Records provided:

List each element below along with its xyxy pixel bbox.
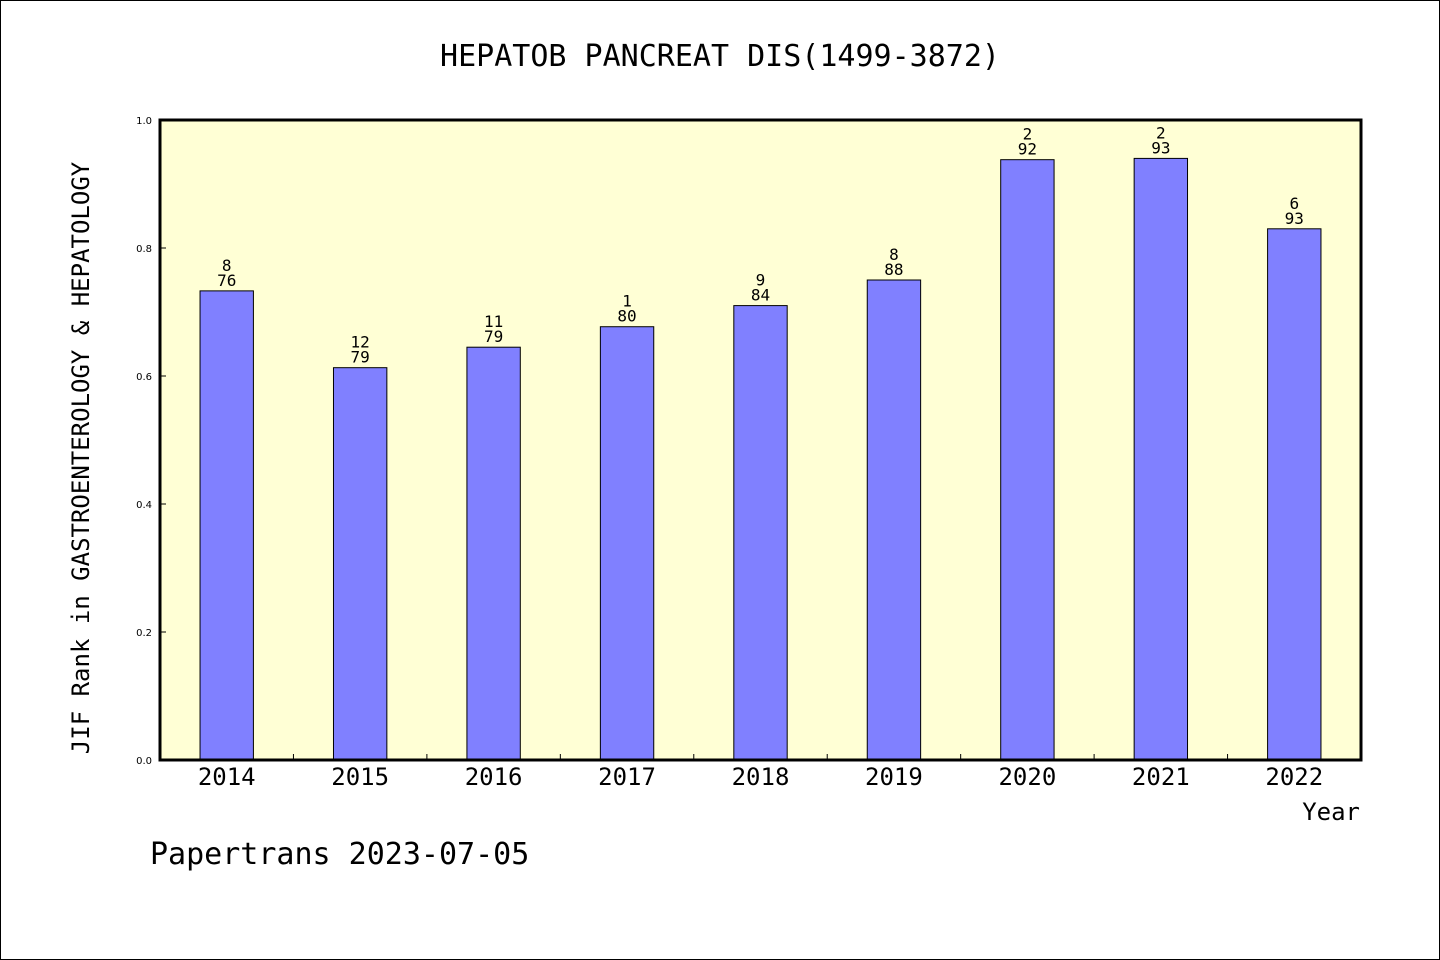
bar	[199, 290, 254, 761]
x-tick-label: 2014	[198, 763, 256, 791]
data-label-total: 80	[617, 307, 636, 326]
y-axis-label: JIF Rank in GASTROENTEROLOGY & HEPATOLOG…	[67, 161, 95, 754]
x-tick-label: 2017	[598, 763, 656, 791]
bar	[1133, 157, 1189, 761]
y-tick-label: 0.4	[136, 500, 152, 511]
x-tick-label: 2020	[998, 763, 1056, 791]
y-tick-label: 0.6	[136, 372, 152, 383]
data-label-total: 93	[1151, 138, 1170, 157]
data-label-rank: 8	[889, 245, 899, 264]
data-label-total: 79	[484, 327, 503, 346]
bar	[599, 326, 655, 761]
x-tick-label: 2016	[465, 763, 523, 791]
data-label-total: 92	[1018, 140, 1037, 159]
data-label-rank: 2	[1156, 123, 1166, 142]
data-label-rank: 9	[756, 271, 766, 290]
data-label-total: 84	[751, 286, 770, 305]
bar	[466, 346, 521, 761]
bars-group	[199, 157, 1322, 761]
footer-text: Papertrans 2023-07-05	[150, 837, 529, 872]
bar	[1000, 159, 1055, 761]
plot-border	[158, 118, 1363, 762]
data-label-rank: 2	[1023, 125, 1033, 144]
bar	[866, 279, 922, 761]
data-label-total: 79	[351, 348, 370, 367]
y-tick-label: 0.0	[136, 756, 152, 767]
x-tick-label: 2022	[1265, 763, 1323, 791]
data-label-rank: 8	[222, 256, 232, 275]
bar	[733, 305, 788, 761]
x-tick-label: 2018	[732, 763, 790, 791]
data-label-rank: 11	[484, 312, 503, 331]
data-label-rank: 12	[351, 333, 370, 352]
x-axis-ticks: 2014 2015 2016 2017 2018 2019 2020 2021 2022	[198, 754, 1323, 791]
x-tick-label: 2019	[865, 763, 923, 791]
data-label-total: 76	[217, 271, 236, 290]
chart-title: HEPATOB PANCREAT DIS(1499-3872)	[440, 39, 1000, 74]
x-axis-label: Year	[1302, 798, 1360, 826]
data-label-total: 93	[1285, 209, 1304, 228]
data-label-rank: 6	[1289, 194, 1299, 213]
x-tick-label: 2015	[331, 763, 389, 791]
y-tick-label: 0.2	[136, 628, 152, 639]
x-tick-label: 2021	[1132, 763, 1190, 791]
bar	[332, 367, 388, 761]
data-label-rank: 1	[622, 292, 632, 311]
bar	[1267, 228, 1322, 761]
data-label-total: 88	[884, 260, 903, 279]
y-tick-label: 0.8	[136, 244, 152, 255]
y-tick-label: 1.0	[136, 116, 152, 127]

Your objective: Reproduce every line of the items above verbatim, omitting the pictures.

Finished answer:
List each element below along with its xyxy pixel bbox.
bar	[199, 290, 254, 761]
x-tick-label: 2014	[198, 763, 256, 791]
data-label-total: 80	[617, 307, 636, 326]
y-axis-label: JIF Rank in GASTROENTEROLOGY & HEPATOLOG…	[67, 161, 95, 754]
x-tick-label: 2017	[598, 763, 656, 791]
bar	[1133, 157, 1189, 761]
y-tick-label: 0.4	[136, 500, 152, 511]
x-tick-label: 2020	[998, 763, 1056, 791]
y-tick-label: 0.6	[136, 372, 152, 383]
data-label-total: 93	[1151, 138, 1170, 157]
data-label-rank: 8	[889, 245, 899, 264]
data-label-total: 79	[484, 327, 503, 346]
bar	[599, 326, 655, 761]
x-tick-label: 2016	[465, 763, 523, 791]
data-label-total: 92	[1018, 140, 1037, 159]
data-label-rank: 2	[1156, 123, 1166, 142]
data-label-rank: 9	[756, 271, 766, 290]
data-label-total: 84	[751, 286, 770, 305]
bar	[466, 346, 521, 761]
bars-group	[199, 157, 1322, 761]
footer-text: Papertrans 2023-07-05	[150, 837, 529, 872]
bar	[1000, 159, 1055, 761]
plot-border	[158, 118, 1363, 762]
data-label-rank: 2	[1023, 125, 1033, 144]
bar	[866, 279, 922, 761]
data-label-total: 79	[351, 348, 370, 367]
y-tick-label: 0.0	[136, 756, 152, 767]
x-tick-label: 2022	[1265, 763, 1323, 791]
data-label-rank: 8	[222, 256, 232, 275]
bar	[733, 305, 788, 761]
x-tick-label: 2018	[732, 763, 790, 791]
data-label-rank: 11	[484, 312, 503, 331]
data-label-rank: 12	[351, 333, 370, 352]
x-axis-ticks: 2014 2015 2016 2017 2018 2019 2020 2021 2022	[198, 754, 1323, 791]
x-tick-label: 2019	[865, 763, 923, 791]
data-label-total: 76	[217, 271, 236, 290]
chart-title: HEPATOB PANCREAT DIS(1499-3872)	[440, 39, 1000, 74]
x-axis-label: Year	[1302, 798, 1360, 826]
data-label-total: 93	[1285, 209, 1304, 228]
data-label-rank: 6	[1289, 194, 1299, 213]
x-tick-label: 2015	[331, 763, 389, 791]
y-tick-label: 0.2	[136, 628, 152, 639]
x-tick-label: 2021	[1132, 763, 1190, 791]
bar	[332, 367, 388, 761]
data-label-rank: 1	[622, 292, 632, 311]
bar	[1267, 228, 1322, 761]
data-label-total: 88	[884, 260, 903, 279]
y-tick-label: 0.8	[136, 244, 152, 255]
y-tick-label: 1.0	[136, 116, 152, 127]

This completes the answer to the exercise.